**Set task:** Write the data out again in full, with no departure from the original.

* BEGIN Provided data *

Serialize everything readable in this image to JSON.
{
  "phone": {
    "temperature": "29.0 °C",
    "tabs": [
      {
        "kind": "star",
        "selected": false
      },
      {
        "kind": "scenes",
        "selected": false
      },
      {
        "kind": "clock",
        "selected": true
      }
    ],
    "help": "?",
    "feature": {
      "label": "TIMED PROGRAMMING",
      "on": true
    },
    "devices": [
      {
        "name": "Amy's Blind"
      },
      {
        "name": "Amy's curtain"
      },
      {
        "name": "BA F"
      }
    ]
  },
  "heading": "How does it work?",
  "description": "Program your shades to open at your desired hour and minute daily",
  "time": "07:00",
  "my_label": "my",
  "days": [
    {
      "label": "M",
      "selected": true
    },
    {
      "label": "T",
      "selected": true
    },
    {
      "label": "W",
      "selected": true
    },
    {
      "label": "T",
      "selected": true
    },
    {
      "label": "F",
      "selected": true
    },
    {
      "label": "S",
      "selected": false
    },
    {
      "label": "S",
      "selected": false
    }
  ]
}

* END Provided data *

**Task response:**
Serialize everything readable in this image to JSON.
{
  "phone": {
    "temperature": "29.0 °C",
    "tabs": [
      {
        "kind": "star",
        "selected": false
      },
      {
        "kind": "scenes",
        "selected": false
      },
      {
        "kind": "clock",
        "selected": true
      }
    ],
    "help": "?",
    "feature": {
      "label": "TIMED PROGRAMMING",
      "on": true
    },
    "devices": [
      {
        "name": "Amy's Blind"
      },
      {
        "name": "Amy's curtain"
      },
      {
        "name": "BA F"
      }
    ]
  },
  "heading": "How does it work?",
  "description": "Program your shades to open at your desired hour and minute daily",
  "time": "07:00",
  "my_label": "my",
  "days": [
    {
      "label": "M",
      "selected": true
    },
    {
      "label": "T",
      "selected": true
    },
    {
      "label": "W",
      "selected": true
    },
    {
      "label": "T",
      "selected": true
    },
    {
      "label": "F",
      "selected": true
    },
    {
      "label": "S",
      "selected": false
    },
    {
      "label": "S",
      "selected": false
    }
  ]
}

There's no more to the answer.